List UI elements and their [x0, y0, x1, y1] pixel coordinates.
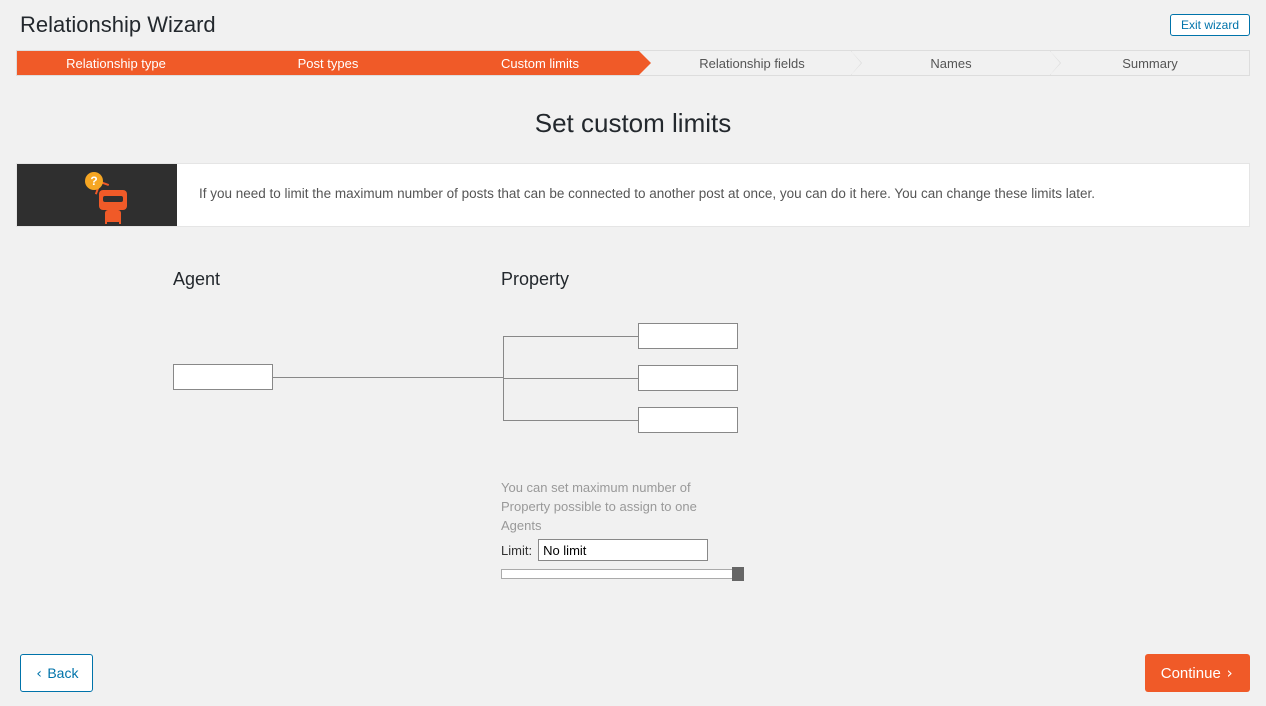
question-icon: ? [85, 172, 103, 190]
info-text: If you need to limit the maximum number … [177, 164, 1117, 226]
limit-slider[interactable] [501, 567, 744, 581]
agent-box [173, 364, 273, 390]
chevron-right-icon: › [1225, 664, 1234, 682]
property-box-3 [638, 407, 738, 433]
step-label: Custom limits [501, 56, 579, 71]
back-button-label: Back [47, 665, 78, 681]
agent-column-header: Agent [173, 269, 220, 290]
step-label: Relationship fields [699, 56, 805, 71]
step-post-types[interactable]: Post types [215, 51, 427, 75]
step-names[interactable]: Names [852, 51, 1051, 75]
step-relationship-type[interactable]: Relationship type [17, 51, 215, 75]
info-panel: ? If you need to limit the maximum numbe… [16, 163, 1250, 227]
step-summary[interactable]: Summary [1051, 51, 1249, 75]
slider-thumb[interactable] [732, 567, 744, 581]
limit-help-text: You can set maximum number of Property p… [501, 479, 711, 536]
limit-label: Limit: [501, 543, 532, 558]
limit-input[interactable] [538, 539, 708, 561]
page-title: Relationship Wizard [20, 12, 216, 38]
step-relationship-fields[interactable]: Relationship fields [639, 51, 852, 75]
step-custom-limits[interactable]: Custom limits [427, 51, 639, 75]
property-box-1 [638, 323, 738, 349]
step-label: Summary [1122, 56, 1178, 71]
property-box-2 [638, 365, 738, 391]
property-column-header: Property [501, 269, 569, 290]
continue-button-label: Continue [1161, 665, 1221, 682]
back-button[interactable]: ‹ Back [20, 654, 93, 692]
exit-wizard-button[interactable]: Exit wizard [1170, 14, 1250, 36]
step-label: Relationship type [66, 56, 166, 71]
robot-illustration: ? [17, 164, 177, 226]
chevron-left-icon: ‹ [35, 666, 43, 682]
step-label: Names [930, 56, 971, 71]
continue-button[interactable]: Continue › [1145, 654, 1250, 692]
section-heading: Set custom limits [0, 108, 1266, 139]
wizard-steps: Relationship type Post types Custom limi… [16, 50, 1250, 76]
slider-track[interactable] [501, 569, 733, 579]
step-label: Post types [298, 56, 359, 71]
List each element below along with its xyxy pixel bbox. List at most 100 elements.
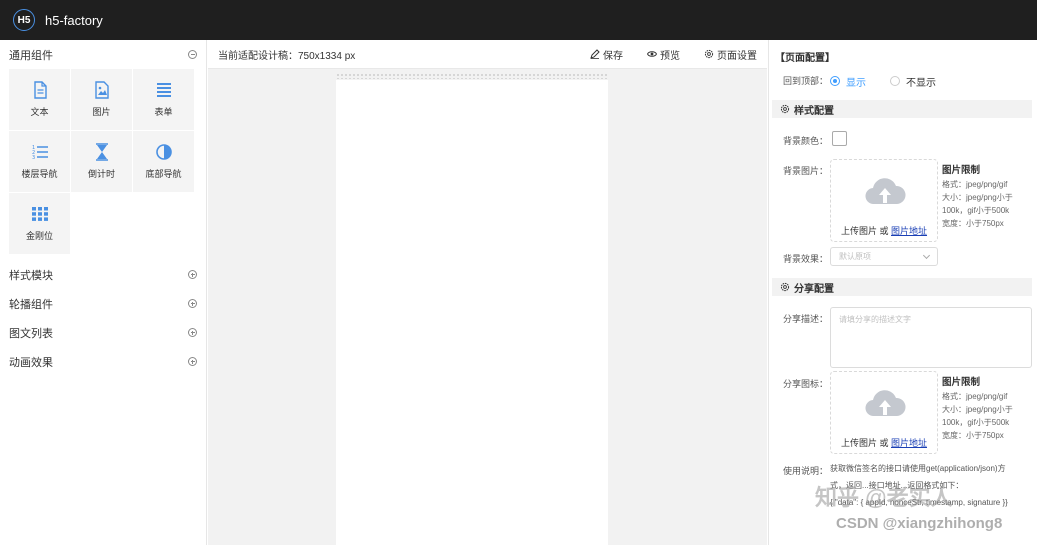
group-label: 样式模块 <box>9 269 53 282</box>
tile-diamond-position[interactable]: 金刚位 <box>9 193 70 254</box>
upload-prompt: 上传图片 或 <box>840 438 889 448</box>
bg-effect-label: 背景效果： <box>783 254 829 264</box>
collapse-icon[interactable] <box>188 50 197 59</box>
share-desc-placeholder: 请填分享的描述文字 <box>839 315 911 324</box>
tile-floor-nav[interactable]: 123 楼层导航 <box>9 131 70 192</box>
share-icon-label: 分享图标： <box>783 379 829 389</box>
tile-countdown[interactable]: 倒计时 <box>71 131 132 192</box>
group-image-text-list[interactable]: 图文列表 <box>0 318 206 347</box>
canvas-area: 当前适配设计稿：750x1334 px 保存 预览 页面设置 <box>208 40 767 545</box>
limits-title: 图片限制 <box>942 377 981 388</box>
share-config-header: 分享配置 <box>772 278 1032 296</box>
upload-text: 上传图片 或 图片地址 <box>831 436 937 449</box>
style-config-header: 样式配置 <box>772 100 1032 118</box>
expand-icon[interactable] <box>188 328 197 337</box>
group-carousel[interactable]: 轮播组件 <box>0 289 206 318</box>
expand-icon[interactable] <box>188 270 197 279</box>
back-to-top-label: 回到顶部： <box>783 76 829 86</box>
style-config-title: 样式配置 <box>794 105 834 117</box>
tile-text[interactable]: 文本 <box>9 69 70 130</box>
group-style-modules[interactable]: 样式模块 <box>0 260 206 289</box>
save-button[interactable]: 保存 <box>590 47 623 62</box>
usage-line: 获取微信签名的接口请使用get(application/json)方 <box>830 464 1006 473</box>
limit-format: 格式：jpeg/png/gif <box>942 180 1008 189</box>
panel-title: 【页面配置】 <box>775 53 835 64</box>
tile-form[interactable]: 表单 <box>133 69 194 130</box>
ordered-list-icon: 123 <box>32 145 48 161</box>
tile-label: 文本 <box>30 107 49 117</box>
radio-show[interactable] <box>830 76 840 86</box>
bg-effect-select[interactable]: 默认原项 <box>830 247 938 266</box>
component-sidebar: 通用组件 文本 图片 表单 123 楼层导航 倒计时 底部导航 金刚位 样式模块… <box>0 40 207 545</box>
radio-show-label[interactable]: 显示 <box>846 74 866 89</box>
canvas-ruler <box>336 73 608 79</box>
limit-width: 宽度：小于750px <box>942 219 1004 228</box>
app-title: h5-factory <box>45 12 103 28</box>
tile-label: 金刚位 <box>25 231 53 241</box>
grid-icon <box>31 207 48 221</box>
bg-effect-placeholder: 默认原项 <box>839 252 871 261</box>
top-bar: H5 h5-factory <box>0 0 1037 40</box>
limit-size-b: 100k，gif小于500k <box>942 418 1010 427</box>
phone-canvas[interactable] <box>336 80 608 545</box>
tile-label: 底部导航 <box>145 169 182 179</box>
upload-prompt: 上传图片 或 <box>840 226 889 236</box>
tile-label: 图片 <box>92 107 111 117</box>
bg-color-label: 背景颜色： <box>783 136 829 146</box>
component-tiles: 文本 图片 表单 123 楼层导航 倒计时 底部导航 金刚位 <box>0 69 206 254</box>
share-desc-label: 分享描述： <box>783 314 829 324</box>
document-icon <box>33 81 47 99</box>
gear-icon <box>780 282 790 292</box>
tile-bottom-nav[interactable]: 底部导航 <box>133 131 194 192</box>
limit-size-b: 100k，gif小于500k <box>942 206 1010 215</box>
preview-button[interactable]: 预览 <box>647 47 680 62</box>
watermark-csdn: CSDN @xiangzhihong8 <box>836 515 1003 532</box>
list-icon <box>156 83 171 97</box>
expand-icon[interactable] <box>188 357 197 366</box>
hourglass-icon <box>95 143 108 161</box>
tile-label: 倒计时 <box>87 169 115 179</box>
page-config-panel: 【页面配置】 回到顶部： 显示 不显示 样式配置 背景颜色： 背景图片： 上传图… <box>768 40 1037 545</box>
eye-icon <box>647 51 657 57</box>
tile-label: 楼层导航 <box>21 169 58 179</box>
upload-text: 上传图片 或 图片地址 <box>831 224 937 237</box>
tile-image[interactable]: 图片 <box>71 69 132 130</box>
group-general-components[interactable]: 通用组件 <box>0 40 206 69</box>
radio-hide-label[interactable]: 不显示 <box>906 74 936 89</box>
watermark-zhihu: 知乎 @老实人 <box>815 485 953 510</box>
tile-label: 表单 <box>154 107 173 117</box>
save-label: 保存 <box>603 50 623 62</box>
share-icon-upload[interactable]: 上传图片 或 图片地址 <box>830 371 938 454</box>
svg-text:3: 3 <box>32 155 35 161</box>
radio-hide[interactable] <box>890 76 900 86</box>
half-circle-icon <box>155 144 172 160</box>
image-icon <box>94 81 109 99</box>
expand-icon[interactable] <box>188 299 197 308</box>
bg-color-picker[interactable] <box>832 131 847 146</box>
share-icon-limits: 图片限制 格式：jpeg/png/gif 大小：jpeg/png小于 100k，… <box>942 376 1024 442</box>
group-label: 轮播组件 <box>9 298 53 311</box>
canvas-toolbar: 当前适配设计稿：750x1334 px 保存 预览 页面设置 <box>208 40 767 69</box>
limits-title: 图片限制 <box>942 165 981 176</box>
bg-image-upload[interactable]: 上传图片 或 图片地址 <box>830 159 938 242</box>
group-animation[interactable]: 动画效果 <box>0 347 206 376</box>
gear-icon <box>780 104 790 114</box>
page-settings-button[interactable]: 页面设置 <box>704 47 757 62</box>
cloud-upload-icon <box>865 390 906 417</box>
gear-icon <box>704 49 714 59</box>
group-label: 动画效果 <box>9 356 53 369</box>
pencil-icon <box>590 49 600 59</box>
chevron-down-icon <box>922 251 931 260</box>
image-url-link[interactable]: 图片地址 <box>891 226 927 236</box>
image-url-link[interactable]: 图片地址 <box>891 438 927 448</box>
preview-label: 预览 <box>660 50 680 62</box>
share-desc-input[interactable]: 请填分享的描述文字 <box>830 307 1032 368</box>
limit-size-a: 大小：jpeg/png小于 <box>942 193 1013 202</box>
limit-width: 宽度：小于750px <box>942 431 1004 440</box>
share-config-title: 分享配置 <box>794 283 834 295</box>
usage-label: 使用说明： <box>783 466 829 476</box>
logo-icon: H5 <box>13 9 35 31</box>
cloud-upload-icon <box>865 178 906 205</box>
bg-image-limits: 图片限制 格式：jpeg/png/gif 大小：jpeg/png小于 100k，… <box>942 164 1024 230</box>
group-label: 图文列表 <box>9 327 53 340</box>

——————

Given task: Copy out the lines starting with the line containing "question-icon: ? [85, 172, 103, 190]" and going on through the line containing "slider-thumb[interactable] [732, 567, 744, 581]", exactly as they appear.

Task response:
question-icon: ? [85, 172, 103, 190]
info-text: If you need to limit the maximum number … [177, 164, 1117, 226]
limit-slider[interactable] [501, 567, 744, 581]
agent-box [173, 364, 273, 390]
chevron-right-icon: › [1225, 664, 1234, 682]
property-box-3 [638, 407, 738, 433]
step-label: Custom limits [501, 56, 579, 71]
back-button-label: Back [47, 665, 78, 681]
agent-column-header: Agent [173, 269, 220, 290]
step-label: Relationship fields [699, 56, 805, 71]
step-post-types[interactable]: Post types [215, 51, 427, 75]
step-names[interactable]: Names [852, 51, 1051, 75]
step-relationship-type[interactable]: Relationship type [17, 51, 215, 75]
info-panel: ? If you need to limit the maximum numbe… [16, 163, 1250, 227]
step-summary[interactable]: Summary [1051, 51, 1249, 75]
slider-thumb[interactable] [732, 567, 744, 581]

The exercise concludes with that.